PROBLEM DESCRIPTION: Locate each line containing the string "this" and copy it out.

Stored entries:
----------
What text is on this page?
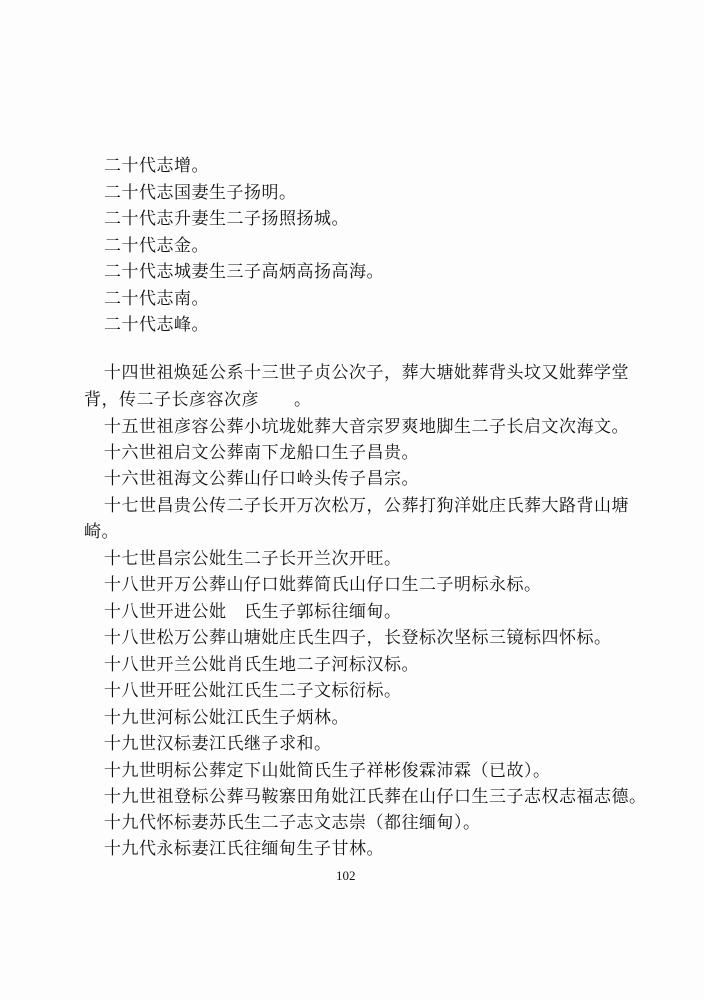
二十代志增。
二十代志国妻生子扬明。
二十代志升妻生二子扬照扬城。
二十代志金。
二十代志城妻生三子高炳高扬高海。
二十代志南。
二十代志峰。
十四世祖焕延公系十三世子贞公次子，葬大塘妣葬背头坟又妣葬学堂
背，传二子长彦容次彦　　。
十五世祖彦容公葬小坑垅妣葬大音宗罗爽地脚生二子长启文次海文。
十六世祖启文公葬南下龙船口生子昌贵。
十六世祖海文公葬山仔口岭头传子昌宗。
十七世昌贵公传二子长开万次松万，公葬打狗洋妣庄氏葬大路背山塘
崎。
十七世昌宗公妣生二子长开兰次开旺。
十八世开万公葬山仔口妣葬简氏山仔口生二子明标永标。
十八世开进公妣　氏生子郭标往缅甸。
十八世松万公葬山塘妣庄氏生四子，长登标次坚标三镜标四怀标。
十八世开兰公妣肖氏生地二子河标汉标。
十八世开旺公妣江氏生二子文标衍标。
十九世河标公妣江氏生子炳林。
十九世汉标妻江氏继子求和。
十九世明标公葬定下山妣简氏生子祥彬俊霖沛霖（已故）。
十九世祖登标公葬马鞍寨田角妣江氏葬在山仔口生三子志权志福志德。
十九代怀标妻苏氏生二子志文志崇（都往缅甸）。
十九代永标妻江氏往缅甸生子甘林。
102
----------
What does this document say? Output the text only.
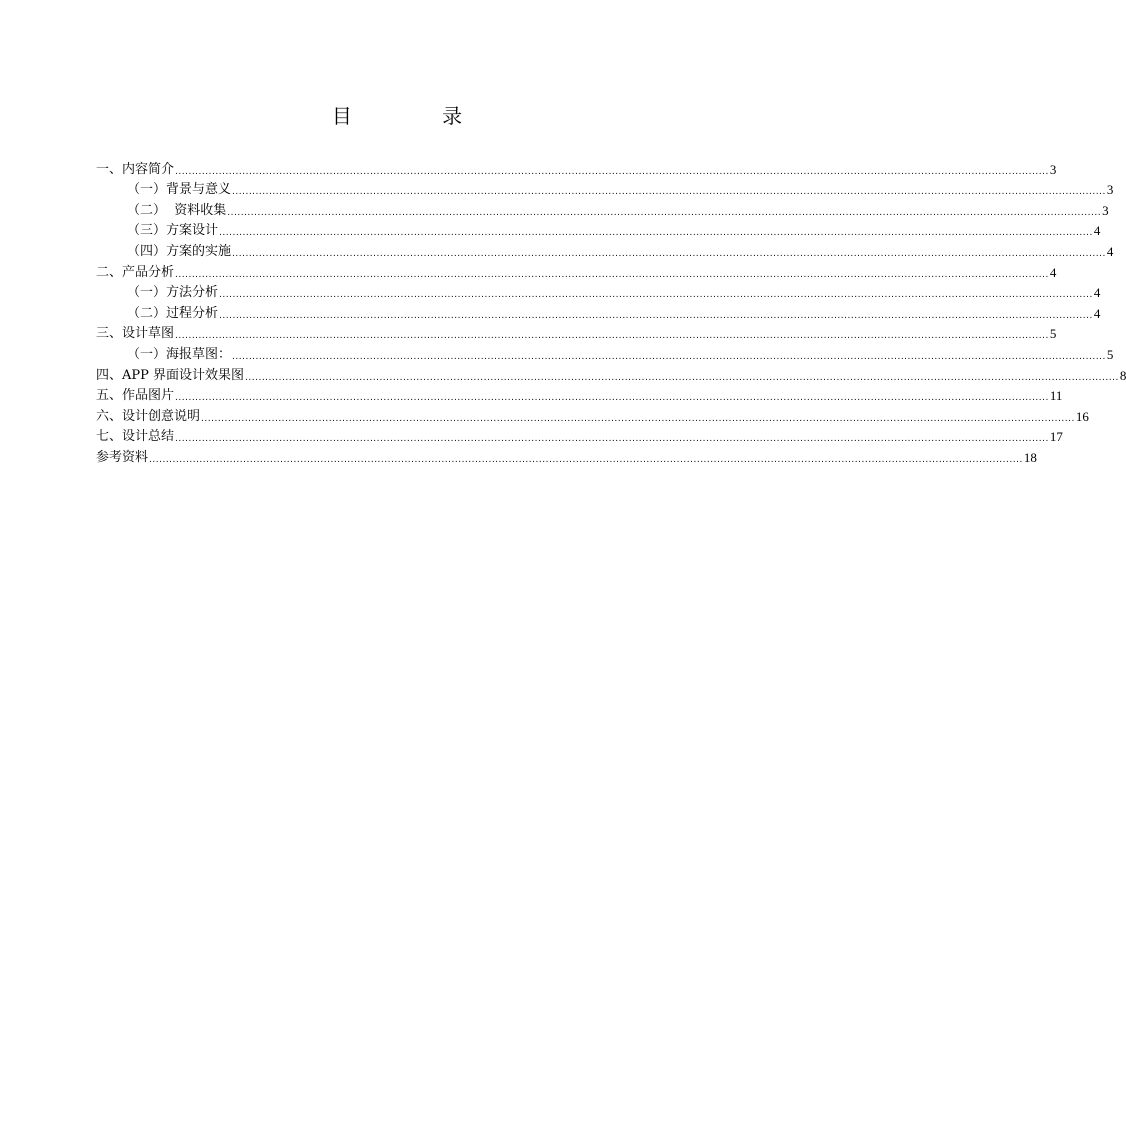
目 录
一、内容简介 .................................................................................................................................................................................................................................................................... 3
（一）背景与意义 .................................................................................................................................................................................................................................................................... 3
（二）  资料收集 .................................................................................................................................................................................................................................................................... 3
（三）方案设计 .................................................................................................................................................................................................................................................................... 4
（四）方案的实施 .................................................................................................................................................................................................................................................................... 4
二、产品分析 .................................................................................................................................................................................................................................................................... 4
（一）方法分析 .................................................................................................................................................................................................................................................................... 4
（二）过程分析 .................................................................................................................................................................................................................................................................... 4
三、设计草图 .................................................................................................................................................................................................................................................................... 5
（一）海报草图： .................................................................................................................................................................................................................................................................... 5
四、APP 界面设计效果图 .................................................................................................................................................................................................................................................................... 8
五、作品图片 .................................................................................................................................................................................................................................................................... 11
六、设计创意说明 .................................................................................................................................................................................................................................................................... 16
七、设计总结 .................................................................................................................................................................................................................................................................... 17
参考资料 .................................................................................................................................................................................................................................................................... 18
----------
EXERCISE RESPONSE:
What text is on this page?
What does this document say? Output the text only.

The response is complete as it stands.